◆ **EXERCISE DATA**
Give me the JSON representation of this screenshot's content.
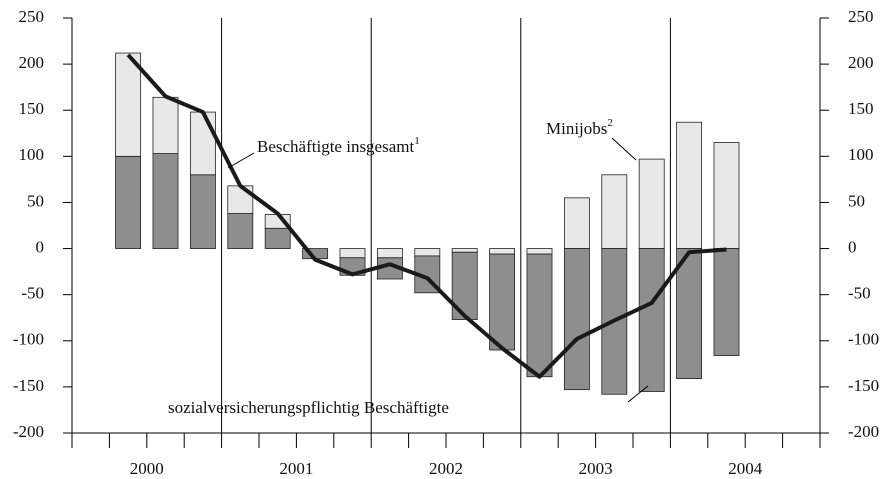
{
  "chart_data": {
    "type": "bar",
    "x": [
      2000.375,
      2000.625,
      2000.875,
      2001.125,
      2001.375,
      2001.625,
      2001.875,
      2002.125,
      2002.375,
      2002.625,
      2002.875,
      2003.125,
      2003.375,
      2003.625,
      2003.875,
      2004.125,
      2004.375
    ],
    "series": [
      {
        "name": "sozialversicherungspflichtig Beschäftigte",
        "color": "#8e8e8e",
        "kind": "bar",
        "values": [
          100,
          103,
          80,
          38,
          22,
          -11,
          -19,
          -23,
          -40,
          -73,
          -104,
          -133,
          -153,
          -158,
          -155,
          -141,
          -116
        ]
      },
      {
        "name": "Minijobs",
        "note": "2",
        "color": "#e8e8e8",
        "kind": "bar",
        "values": [
          112,
          61,
          68,
          30,
          15,
          0,
          -10,
          -10,
          -8,
          -4,
          -6,
          -6,
          55,
          80,
          97,
          137,
          115
        ]
      },
      {
        "name": "Beschäftigte insgesamt",
        "note": "1",
        "color": "#1a1a1a",
        "kind": "line",
        "values": [
          210,
          165,
          148,
          68,
          38,
          -12,
          -28,
          -17,
          -32,
          -73,
          -108,
          -139,
          -98,
          -78,
          -59,
          -4,
          -1
        ]
      }
    ],
    "xlim": [
      2000,
      2005
    ],
    "xticks": [
      {
        "value": 2000.5,
        "label": "2000"
      },
      {
        "value": 2001.5,
        "label": "2001"
      },
      {
        "value": 2002.5,
        "label": "2002"
      },
      {
        "value": 2003.5,
        "label": "2003"
      },
      {
        "value": 2004.5,
        "label": "2004"
      }
    ],
    "xminorticks": [
      2000,
      2000.25,
      2000.5,
      2000.75,
      2001,
      2001.25,
      2001.5,
      2001.75,
      2002,
      2002.25,
      2002.5,
      2002.75,
      2003,
      2003.25,
      2003.5,
      2003.75,
      2004,
      2004.25,
      2004.5,
      2004.75,
      2005
    ],
    "xgrid": [
      2001,
      2002,
      2003,
      2004
    ],
    "ylim": [
      -200,
      250
    ],
    "yticks": [
      -200,
      -150,
      -100,
      -50,
      0,
      50,
      100,
      150,
      200,
      250
    ],
    "y2lim": [
      -200,
      250
    ],
    "y2ticks": [
      -200,
      -150,
      -100,
      -50,
      0,
      50,
      100,
      150,
      200,
      250
    ]
  }
}
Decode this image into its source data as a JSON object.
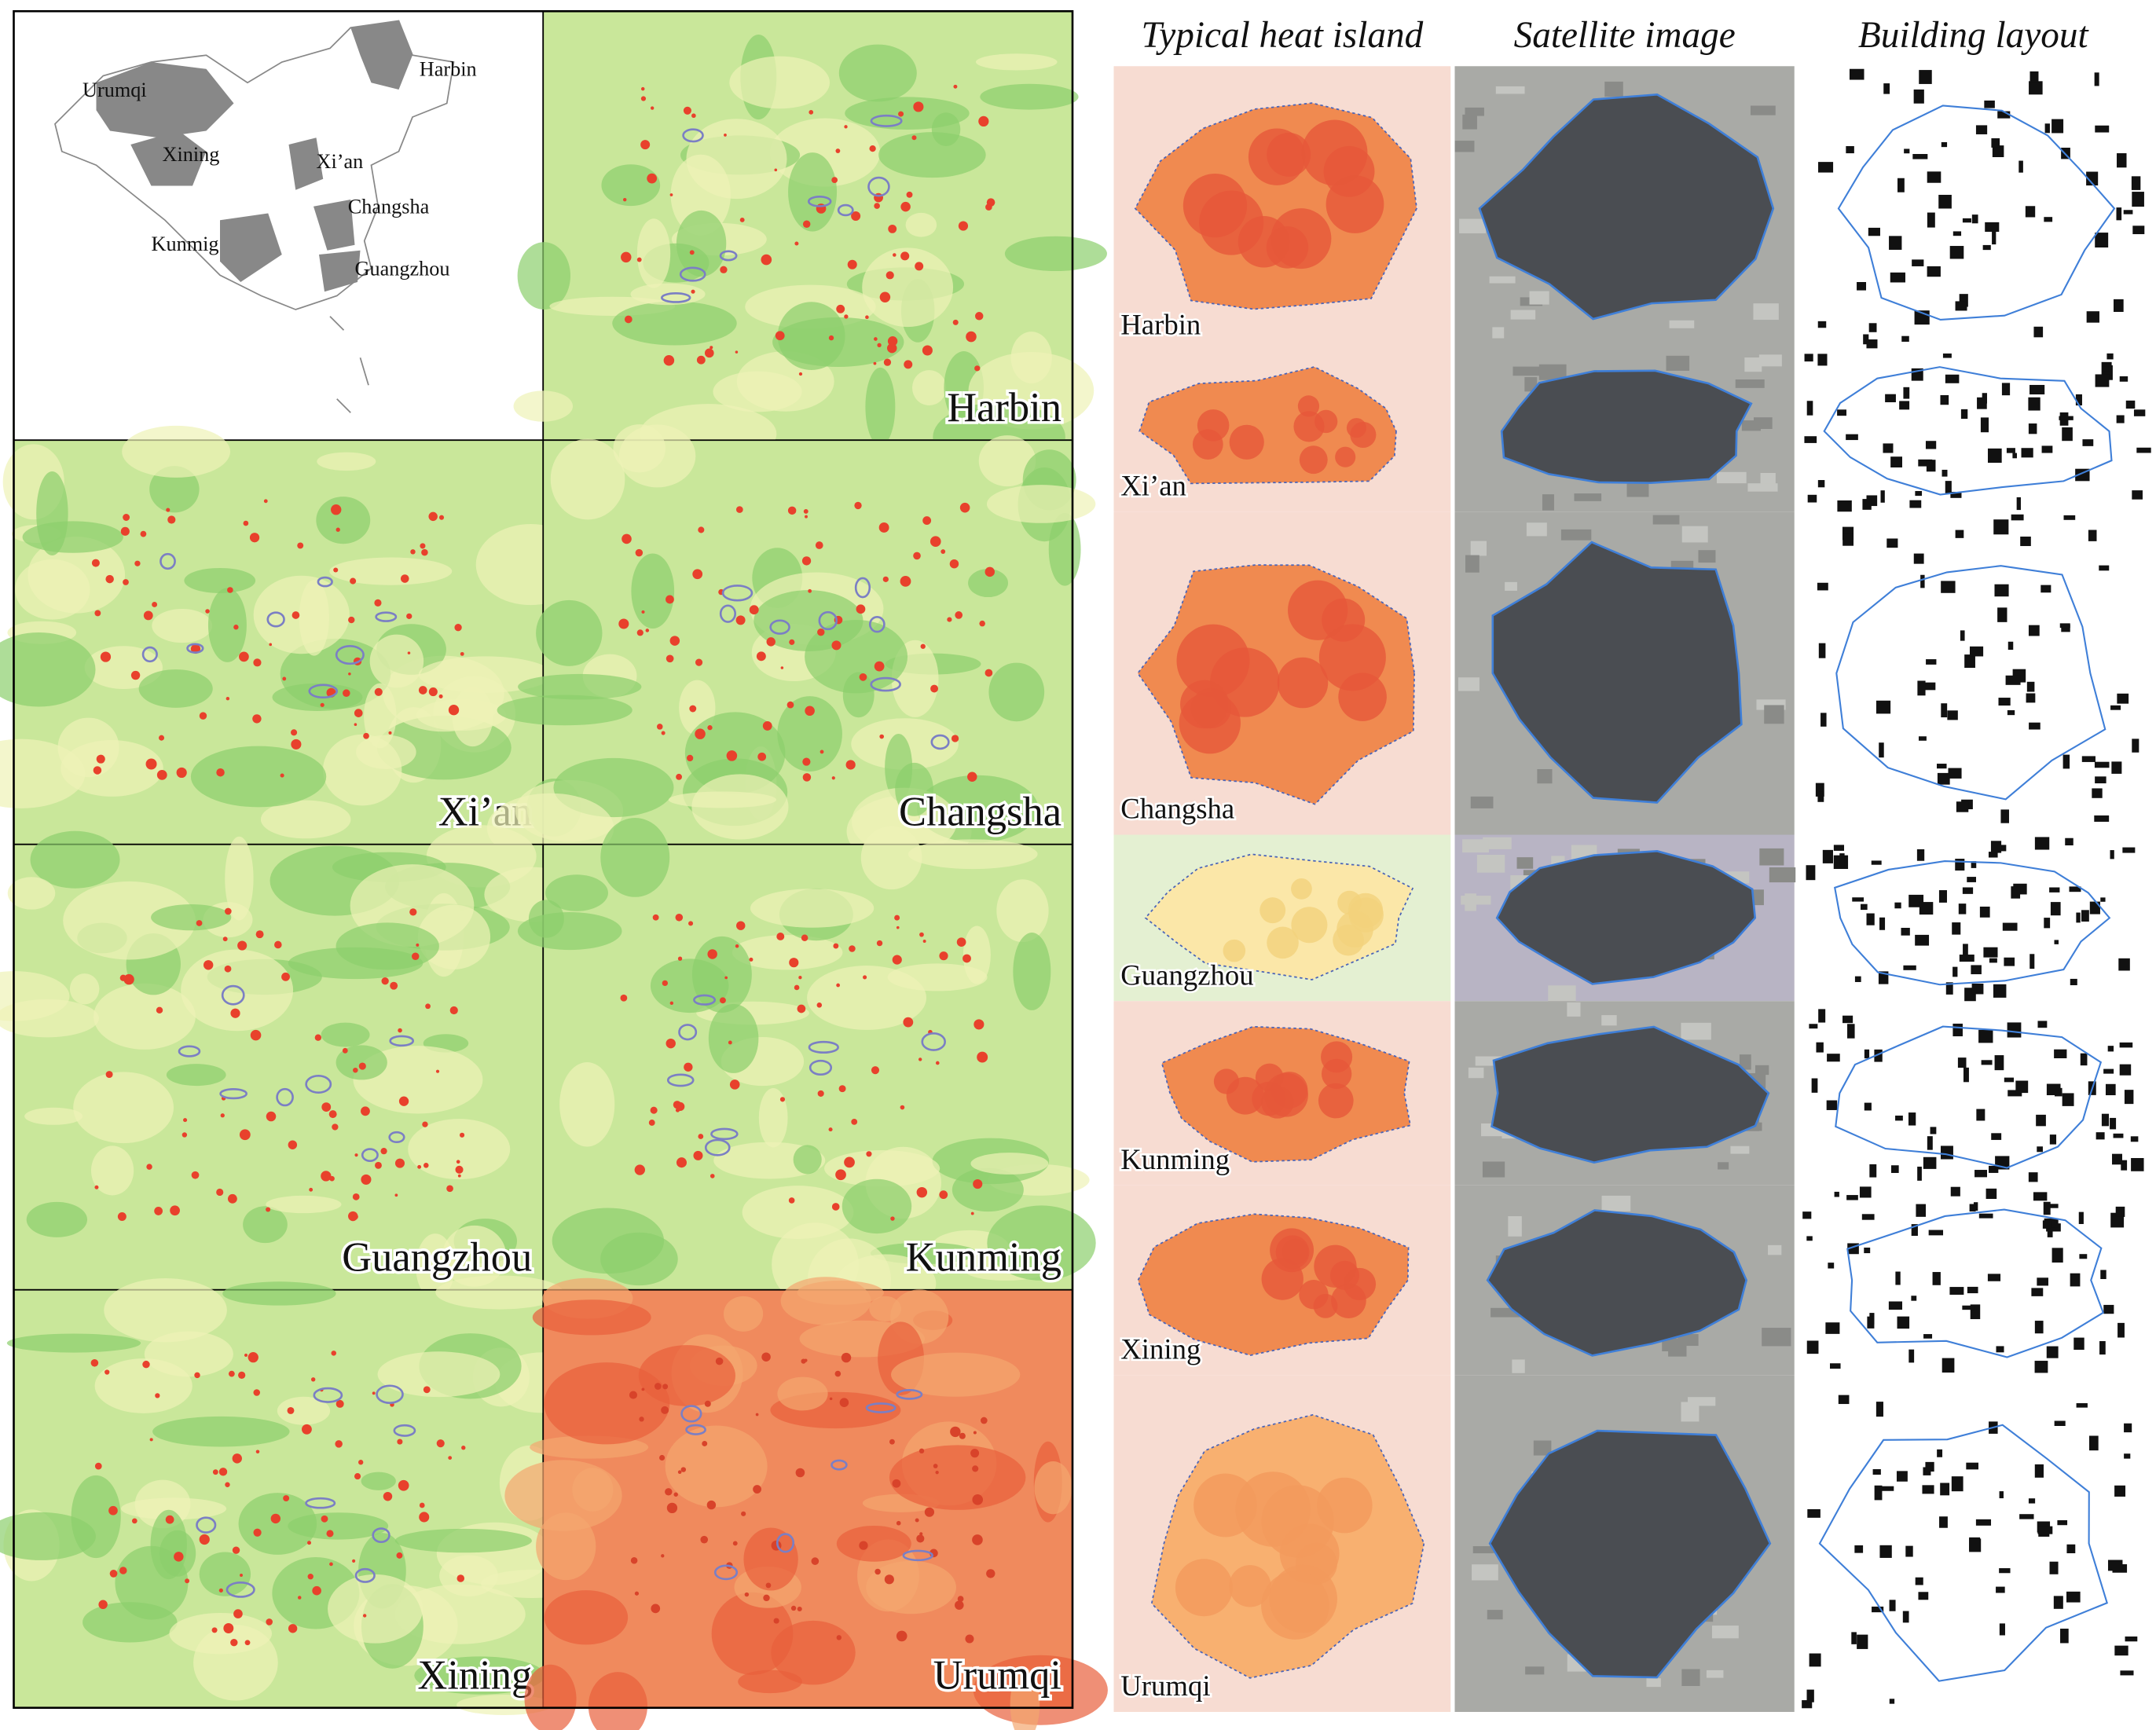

◆ **REQUIREMENT**
In the entries above, find lines with "name" and copy each.

◆ **FULL SOLUTION**
        "name": "sozialversicherungspflichtig Beschäftigte",
        "name": "Minijobs",
        "name": "Beschäftigte insgesamt",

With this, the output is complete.